>> Begin

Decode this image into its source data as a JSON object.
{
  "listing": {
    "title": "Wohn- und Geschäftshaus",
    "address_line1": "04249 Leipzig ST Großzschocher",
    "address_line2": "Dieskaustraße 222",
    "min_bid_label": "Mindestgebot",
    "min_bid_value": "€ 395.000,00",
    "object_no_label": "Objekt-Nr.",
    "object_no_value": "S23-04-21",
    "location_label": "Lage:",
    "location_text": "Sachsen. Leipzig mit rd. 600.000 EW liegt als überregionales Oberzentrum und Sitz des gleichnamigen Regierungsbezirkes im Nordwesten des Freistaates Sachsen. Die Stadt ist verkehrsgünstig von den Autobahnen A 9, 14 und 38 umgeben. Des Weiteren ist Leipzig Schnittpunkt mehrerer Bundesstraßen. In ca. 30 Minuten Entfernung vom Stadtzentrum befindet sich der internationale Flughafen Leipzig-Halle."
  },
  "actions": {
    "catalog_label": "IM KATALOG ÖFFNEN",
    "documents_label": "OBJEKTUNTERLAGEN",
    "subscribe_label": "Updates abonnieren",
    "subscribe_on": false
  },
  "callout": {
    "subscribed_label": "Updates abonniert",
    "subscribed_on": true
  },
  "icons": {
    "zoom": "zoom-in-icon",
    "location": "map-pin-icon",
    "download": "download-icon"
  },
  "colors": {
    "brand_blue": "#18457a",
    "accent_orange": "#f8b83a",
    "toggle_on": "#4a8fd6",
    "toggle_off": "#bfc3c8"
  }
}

>> End

- Exercise details: All of the records must be retyped exactly as they are.

- Solution below:
Decode this image into its source data as a JSON object.
{
  "listing": {
    "title": "Wohn- und Geschäftshaus",
    "address_line1": "04249 Leipzig ST Großzschocher",
    "address_line2": "Dieskaustraße 222",
    "min_bid_label": "Mindestgebot",
    "min_bid_value": "€ 395.000,00",
    "object_no_label": "Objekt-Nr.",
    "object_no_value": "S23-04-21",
    "location_label": "Lage:",
    "location_text": "Sachsen. Leipzig mit rd. 600.000 EW liegt als überregionales Oberzentrum und Sitz des gleichnamigen Regierungsbezirkes im Nordwesten des Freistaates Sachsen. Die Stadt ist verkehrsgünstig von den Autobahnen A 9, 14 und 38 umgeben. Des Weiteren ist Leipzig Schnittpunkt mehrerer Bundesstraßen. In ca. 30 Minuten Entfernung vom Stadtzentrum befindet sich der internationale Flughafen Leipzig-Halle."
  },
  "actions": {
    "catalog_label": "IM KATALOG ÖFFNEN",
    "documents_label": "OBJEKTUNTERLAGEN",
    "subscribe_label": "Updates abonnieren",
    "subscribe_on": false
  },
  "callout": {
    "subscribed_label": "Updates abonniert",
    "subscribed_on": true
  },
  "icons": {
    "zoom": "zoom-in-icon",
    "location": "map-pin-icon",
    "download": "download-icon"
  },
  "colors": {
    "brand_blue": "#18457a",
    "accent_orange": "#f8b83a",
    "toggle_on": "#4a8fd6",
    "toggle_off": "#bfc3c8"
  }
}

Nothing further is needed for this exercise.